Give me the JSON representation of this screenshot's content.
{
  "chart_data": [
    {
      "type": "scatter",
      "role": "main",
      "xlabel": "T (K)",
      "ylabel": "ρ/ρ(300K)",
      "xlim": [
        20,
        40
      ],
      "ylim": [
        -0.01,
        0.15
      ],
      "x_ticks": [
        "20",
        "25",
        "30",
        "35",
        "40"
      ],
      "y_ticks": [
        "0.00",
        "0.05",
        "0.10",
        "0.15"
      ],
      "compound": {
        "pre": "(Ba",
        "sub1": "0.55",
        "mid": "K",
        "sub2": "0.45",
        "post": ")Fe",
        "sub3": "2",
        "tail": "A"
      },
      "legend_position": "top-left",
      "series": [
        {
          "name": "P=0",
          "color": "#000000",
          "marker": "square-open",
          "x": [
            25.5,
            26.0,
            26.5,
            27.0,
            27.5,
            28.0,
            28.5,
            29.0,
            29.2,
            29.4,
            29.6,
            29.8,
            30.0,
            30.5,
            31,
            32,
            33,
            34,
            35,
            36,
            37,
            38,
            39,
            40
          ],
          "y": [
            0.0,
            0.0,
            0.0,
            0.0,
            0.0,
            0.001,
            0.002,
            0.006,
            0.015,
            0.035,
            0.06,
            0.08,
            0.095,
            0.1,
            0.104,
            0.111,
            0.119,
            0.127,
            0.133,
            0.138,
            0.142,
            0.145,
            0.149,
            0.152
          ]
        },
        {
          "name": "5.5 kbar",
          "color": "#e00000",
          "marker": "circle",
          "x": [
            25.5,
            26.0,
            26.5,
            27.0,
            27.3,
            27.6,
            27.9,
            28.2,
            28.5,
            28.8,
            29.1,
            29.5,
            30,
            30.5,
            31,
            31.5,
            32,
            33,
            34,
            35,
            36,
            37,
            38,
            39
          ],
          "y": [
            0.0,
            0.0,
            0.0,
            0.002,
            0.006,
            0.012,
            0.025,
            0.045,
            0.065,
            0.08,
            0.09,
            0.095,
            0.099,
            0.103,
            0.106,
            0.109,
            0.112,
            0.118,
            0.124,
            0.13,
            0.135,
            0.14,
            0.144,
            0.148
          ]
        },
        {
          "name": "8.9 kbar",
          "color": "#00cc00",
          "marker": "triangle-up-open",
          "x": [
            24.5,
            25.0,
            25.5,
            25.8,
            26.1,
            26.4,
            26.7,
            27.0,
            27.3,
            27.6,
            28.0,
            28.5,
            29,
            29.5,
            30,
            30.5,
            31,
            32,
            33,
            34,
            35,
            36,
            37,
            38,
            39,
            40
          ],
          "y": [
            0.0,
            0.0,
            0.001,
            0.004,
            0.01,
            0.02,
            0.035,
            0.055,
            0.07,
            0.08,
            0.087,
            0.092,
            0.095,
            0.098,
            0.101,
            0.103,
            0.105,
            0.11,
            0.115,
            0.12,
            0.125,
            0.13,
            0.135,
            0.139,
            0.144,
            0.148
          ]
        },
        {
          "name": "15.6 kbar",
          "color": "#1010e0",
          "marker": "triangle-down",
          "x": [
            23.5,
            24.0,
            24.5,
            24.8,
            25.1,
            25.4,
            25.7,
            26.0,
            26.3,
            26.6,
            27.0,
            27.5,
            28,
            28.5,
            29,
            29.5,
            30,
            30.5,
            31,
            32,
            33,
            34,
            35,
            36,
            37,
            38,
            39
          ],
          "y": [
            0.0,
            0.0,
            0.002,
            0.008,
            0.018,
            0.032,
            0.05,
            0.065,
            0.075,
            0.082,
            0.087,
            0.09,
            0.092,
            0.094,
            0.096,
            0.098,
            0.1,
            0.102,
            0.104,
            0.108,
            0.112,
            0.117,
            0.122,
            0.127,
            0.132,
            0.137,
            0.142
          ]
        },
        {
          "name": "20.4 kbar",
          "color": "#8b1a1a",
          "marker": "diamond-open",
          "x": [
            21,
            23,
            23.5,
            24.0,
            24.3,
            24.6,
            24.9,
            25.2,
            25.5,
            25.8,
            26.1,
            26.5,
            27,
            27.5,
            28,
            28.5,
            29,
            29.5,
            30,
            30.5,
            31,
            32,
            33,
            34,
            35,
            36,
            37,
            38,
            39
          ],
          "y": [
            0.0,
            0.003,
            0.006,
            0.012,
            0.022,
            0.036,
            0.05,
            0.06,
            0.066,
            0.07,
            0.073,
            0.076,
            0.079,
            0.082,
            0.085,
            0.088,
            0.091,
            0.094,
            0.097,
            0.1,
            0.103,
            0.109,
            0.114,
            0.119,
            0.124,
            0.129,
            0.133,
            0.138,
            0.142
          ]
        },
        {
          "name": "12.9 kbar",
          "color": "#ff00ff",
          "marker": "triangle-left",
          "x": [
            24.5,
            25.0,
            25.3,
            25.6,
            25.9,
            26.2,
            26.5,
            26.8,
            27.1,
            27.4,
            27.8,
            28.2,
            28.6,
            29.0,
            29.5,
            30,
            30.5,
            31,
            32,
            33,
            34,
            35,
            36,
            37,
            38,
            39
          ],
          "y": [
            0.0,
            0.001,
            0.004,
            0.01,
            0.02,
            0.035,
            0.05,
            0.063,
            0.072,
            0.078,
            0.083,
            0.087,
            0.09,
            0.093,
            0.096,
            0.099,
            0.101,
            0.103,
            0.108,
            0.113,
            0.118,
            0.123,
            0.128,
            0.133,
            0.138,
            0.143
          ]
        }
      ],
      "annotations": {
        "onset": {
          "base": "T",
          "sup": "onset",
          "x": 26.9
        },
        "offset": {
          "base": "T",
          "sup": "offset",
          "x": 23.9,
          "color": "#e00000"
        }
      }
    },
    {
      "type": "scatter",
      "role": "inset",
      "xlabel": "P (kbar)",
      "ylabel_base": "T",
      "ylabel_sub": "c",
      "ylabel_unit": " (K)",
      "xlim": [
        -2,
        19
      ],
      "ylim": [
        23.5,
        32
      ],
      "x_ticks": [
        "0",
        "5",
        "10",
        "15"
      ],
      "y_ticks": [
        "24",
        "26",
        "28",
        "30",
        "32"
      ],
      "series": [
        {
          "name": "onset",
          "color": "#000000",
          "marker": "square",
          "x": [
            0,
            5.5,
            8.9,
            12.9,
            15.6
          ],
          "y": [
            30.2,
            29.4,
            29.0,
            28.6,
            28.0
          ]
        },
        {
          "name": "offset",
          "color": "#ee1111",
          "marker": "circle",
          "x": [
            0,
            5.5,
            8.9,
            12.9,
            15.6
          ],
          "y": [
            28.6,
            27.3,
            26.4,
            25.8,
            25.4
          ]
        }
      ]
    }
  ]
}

──────────

_REQUIREMENT_:
Scan the data above and copy every line with "name" in it.

_SOLUTION FOR THIS EXERCISE_:
          "name": "P=0",
          "name": "5.5 kbar",
          "name": "8.9 kbar",
          "name": "15.6 kbar",
          "name": "20.4 kbar",
          "name": "12.9 kbar",
          "name": "onset",
          "name": "offset",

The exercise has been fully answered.